[Extracted material]:
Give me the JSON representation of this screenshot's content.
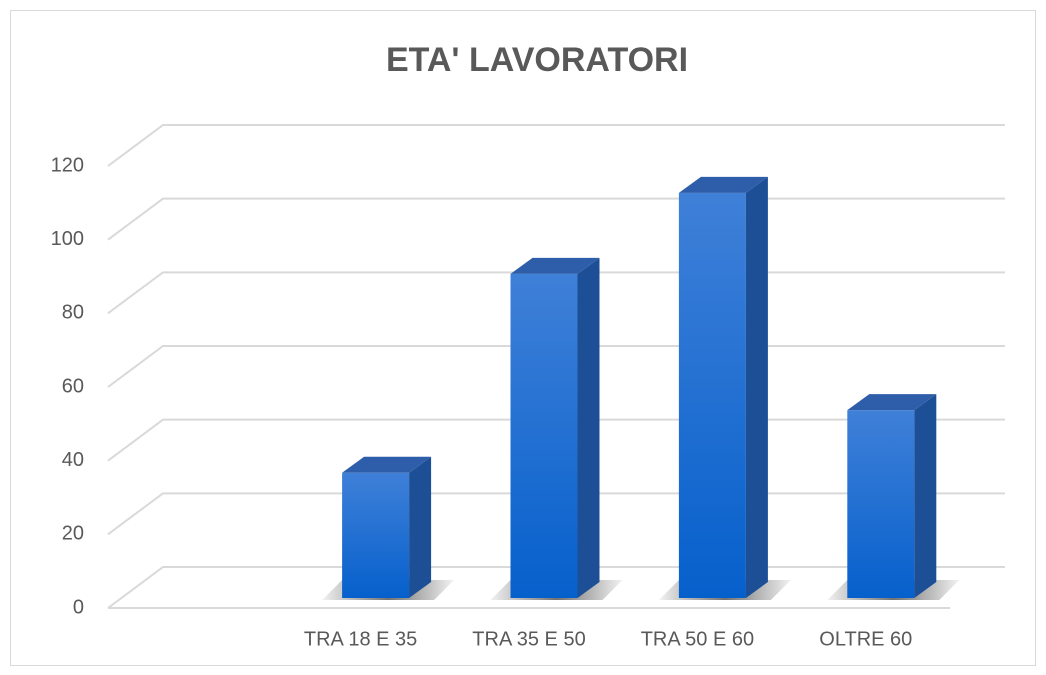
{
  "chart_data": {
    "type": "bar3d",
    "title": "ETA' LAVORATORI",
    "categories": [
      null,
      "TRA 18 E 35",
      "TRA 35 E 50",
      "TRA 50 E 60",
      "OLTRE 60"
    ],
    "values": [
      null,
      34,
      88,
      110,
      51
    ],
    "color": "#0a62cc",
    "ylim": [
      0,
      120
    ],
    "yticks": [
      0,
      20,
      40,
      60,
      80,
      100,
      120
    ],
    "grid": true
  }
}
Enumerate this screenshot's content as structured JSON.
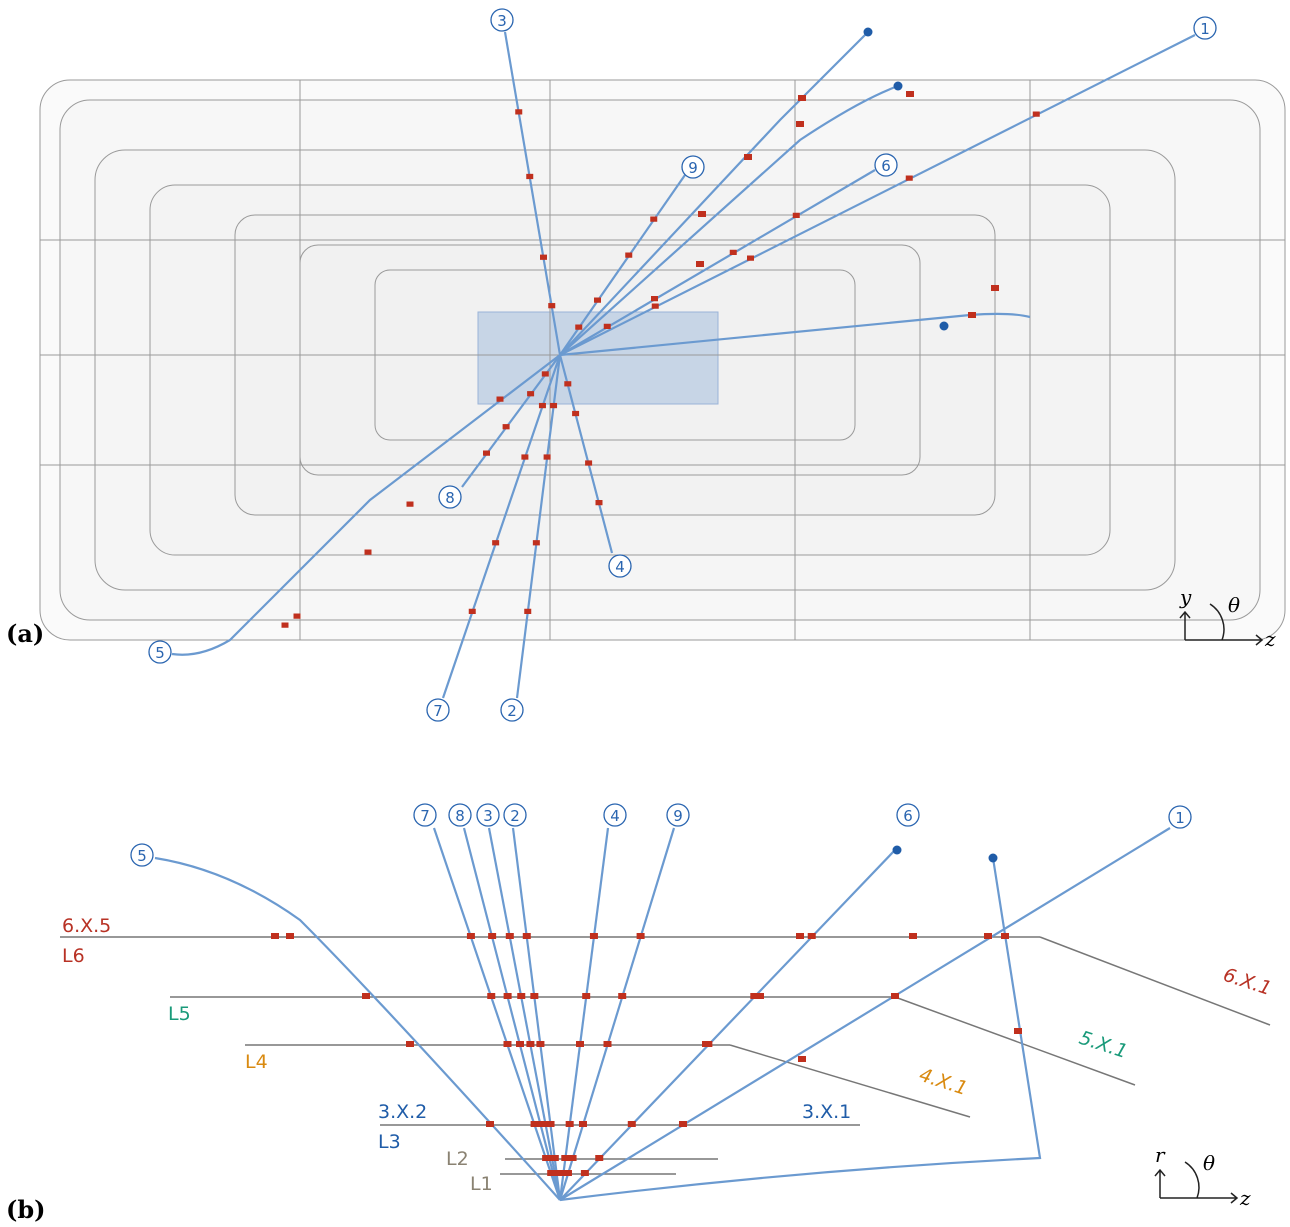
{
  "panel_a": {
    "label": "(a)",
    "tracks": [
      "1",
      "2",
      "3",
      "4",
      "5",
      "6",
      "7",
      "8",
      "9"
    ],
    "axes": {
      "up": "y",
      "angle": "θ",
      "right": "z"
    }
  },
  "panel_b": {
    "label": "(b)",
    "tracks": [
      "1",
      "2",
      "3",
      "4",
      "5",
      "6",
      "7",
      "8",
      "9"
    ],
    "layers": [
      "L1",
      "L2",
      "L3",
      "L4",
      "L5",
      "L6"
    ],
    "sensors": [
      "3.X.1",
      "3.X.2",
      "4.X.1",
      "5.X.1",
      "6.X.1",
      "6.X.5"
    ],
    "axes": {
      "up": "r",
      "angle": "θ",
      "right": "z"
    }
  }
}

--

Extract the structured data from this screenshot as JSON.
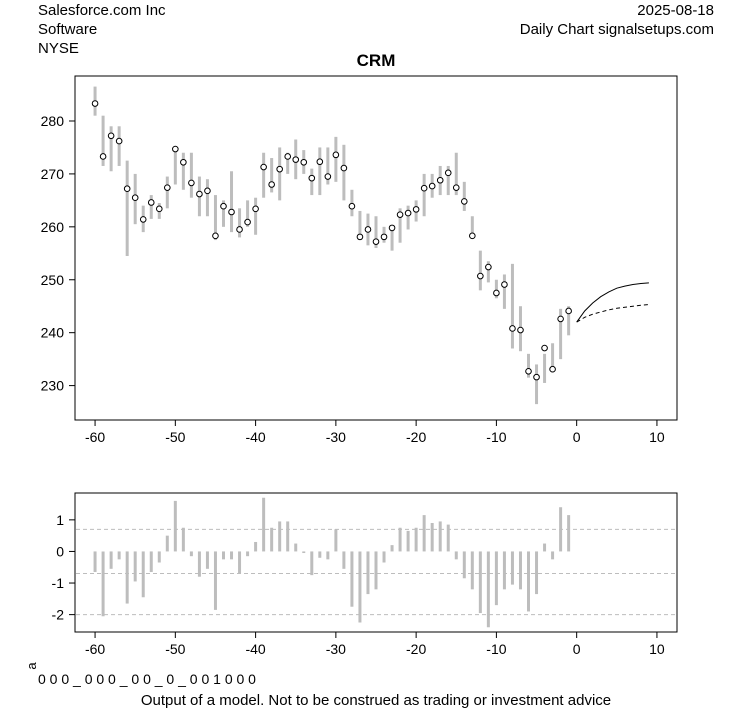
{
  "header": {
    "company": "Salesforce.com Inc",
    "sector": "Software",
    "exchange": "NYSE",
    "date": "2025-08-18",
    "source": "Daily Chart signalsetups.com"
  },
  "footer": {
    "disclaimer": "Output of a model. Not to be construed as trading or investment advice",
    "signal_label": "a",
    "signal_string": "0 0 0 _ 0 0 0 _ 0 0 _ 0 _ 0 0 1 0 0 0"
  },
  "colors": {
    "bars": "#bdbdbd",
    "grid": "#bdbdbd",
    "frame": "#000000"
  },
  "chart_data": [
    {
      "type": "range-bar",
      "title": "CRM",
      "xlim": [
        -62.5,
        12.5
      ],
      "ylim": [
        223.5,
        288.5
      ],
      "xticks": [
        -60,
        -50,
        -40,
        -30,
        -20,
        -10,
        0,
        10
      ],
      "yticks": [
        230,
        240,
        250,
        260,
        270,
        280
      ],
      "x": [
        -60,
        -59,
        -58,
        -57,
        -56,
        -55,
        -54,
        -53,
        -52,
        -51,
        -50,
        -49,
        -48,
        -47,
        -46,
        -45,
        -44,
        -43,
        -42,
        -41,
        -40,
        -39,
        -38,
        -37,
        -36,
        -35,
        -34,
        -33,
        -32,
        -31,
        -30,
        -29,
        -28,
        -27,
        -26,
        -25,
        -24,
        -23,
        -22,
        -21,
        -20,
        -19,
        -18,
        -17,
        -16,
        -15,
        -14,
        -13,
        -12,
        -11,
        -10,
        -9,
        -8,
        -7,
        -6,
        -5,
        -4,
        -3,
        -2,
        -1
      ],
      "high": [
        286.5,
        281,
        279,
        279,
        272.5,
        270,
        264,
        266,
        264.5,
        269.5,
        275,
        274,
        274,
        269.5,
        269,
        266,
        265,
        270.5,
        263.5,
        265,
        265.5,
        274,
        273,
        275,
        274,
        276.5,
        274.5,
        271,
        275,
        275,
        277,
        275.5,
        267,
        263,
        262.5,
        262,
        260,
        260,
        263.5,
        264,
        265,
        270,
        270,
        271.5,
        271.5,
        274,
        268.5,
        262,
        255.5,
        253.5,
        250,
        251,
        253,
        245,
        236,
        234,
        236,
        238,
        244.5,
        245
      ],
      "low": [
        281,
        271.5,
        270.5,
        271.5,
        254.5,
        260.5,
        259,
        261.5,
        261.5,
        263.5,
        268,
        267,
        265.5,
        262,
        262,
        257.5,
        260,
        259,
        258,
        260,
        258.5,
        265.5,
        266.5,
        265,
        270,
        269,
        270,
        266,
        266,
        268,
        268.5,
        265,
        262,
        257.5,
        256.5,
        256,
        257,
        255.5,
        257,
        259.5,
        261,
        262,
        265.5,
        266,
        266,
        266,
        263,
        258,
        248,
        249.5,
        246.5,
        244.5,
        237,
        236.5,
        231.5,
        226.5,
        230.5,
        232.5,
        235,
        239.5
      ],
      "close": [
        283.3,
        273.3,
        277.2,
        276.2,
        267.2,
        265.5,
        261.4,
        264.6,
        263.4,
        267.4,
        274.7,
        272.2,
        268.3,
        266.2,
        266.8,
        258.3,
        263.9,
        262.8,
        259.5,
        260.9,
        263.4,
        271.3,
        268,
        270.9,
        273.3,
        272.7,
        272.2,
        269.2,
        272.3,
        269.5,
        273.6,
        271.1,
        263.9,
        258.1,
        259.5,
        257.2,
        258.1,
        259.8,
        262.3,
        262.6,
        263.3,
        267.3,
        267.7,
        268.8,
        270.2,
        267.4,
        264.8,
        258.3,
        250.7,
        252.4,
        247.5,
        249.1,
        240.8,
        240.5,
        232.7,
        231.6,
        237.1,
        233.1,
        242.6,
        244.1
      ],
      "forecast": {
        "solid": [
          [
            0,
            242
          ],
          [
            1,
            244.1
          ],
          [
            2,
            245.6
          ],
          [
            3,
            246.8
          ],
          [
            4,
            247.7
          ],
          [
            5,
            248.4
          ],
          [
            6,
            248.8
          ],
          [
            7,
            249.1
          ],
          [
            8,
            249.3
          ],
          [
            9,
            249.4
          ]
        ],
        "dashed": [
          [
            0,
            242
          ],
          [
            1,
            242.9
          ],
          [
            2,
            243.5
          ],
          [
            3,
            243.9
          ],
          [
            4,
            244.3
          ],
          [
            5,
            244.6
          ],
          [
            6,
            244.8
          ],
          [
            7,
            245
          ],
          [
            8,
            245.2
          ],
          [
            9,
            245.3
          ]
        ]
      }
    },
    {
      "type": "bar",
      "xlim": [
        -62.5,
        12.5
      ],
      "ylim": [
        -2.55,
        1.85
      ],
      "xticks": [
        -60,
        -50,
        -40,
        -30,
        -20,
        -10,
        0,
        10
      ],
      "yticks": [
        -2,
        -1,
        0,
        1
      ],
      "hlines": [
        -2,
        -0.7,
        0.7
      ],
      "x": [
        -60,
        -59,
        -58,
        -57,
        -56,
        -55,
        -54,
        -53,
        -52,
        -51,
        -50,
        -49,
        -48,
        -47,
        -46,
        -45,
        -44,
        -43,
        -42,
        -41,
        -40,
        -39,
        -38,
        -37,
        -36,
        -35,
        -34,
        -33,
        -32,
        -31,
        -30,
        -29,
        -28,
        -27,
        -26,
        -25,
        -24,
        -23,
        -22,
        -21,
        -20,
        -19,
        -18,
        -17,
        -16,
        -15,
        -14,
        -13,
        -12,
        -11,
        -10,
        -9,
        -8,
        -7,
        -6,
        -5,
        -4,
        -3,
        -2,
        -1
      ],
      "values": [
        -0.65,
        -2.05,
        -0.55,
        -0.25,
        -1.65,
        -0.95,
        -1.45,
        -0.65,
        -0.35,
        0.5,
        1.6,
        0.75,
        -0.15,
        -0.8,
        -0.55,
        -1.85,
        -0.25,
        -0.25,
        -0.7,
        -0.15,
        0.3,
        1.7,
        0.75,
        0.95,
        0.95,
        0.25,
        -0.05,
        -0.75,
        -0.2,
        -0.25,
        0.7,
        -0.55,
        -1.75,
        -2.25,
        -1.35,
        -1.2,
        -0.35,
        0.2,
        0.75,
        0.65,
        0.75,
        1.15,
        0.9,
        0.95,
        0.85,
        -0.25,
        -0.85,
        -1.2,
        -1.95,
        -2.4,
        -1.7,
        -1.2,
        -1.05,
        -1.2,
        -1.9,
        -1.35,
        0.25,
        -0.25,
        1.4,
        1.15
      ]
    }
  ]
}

[Instructions to follow]:
Across the data above, how many lines include the word "this"? Give only the count.

[Result below]:
3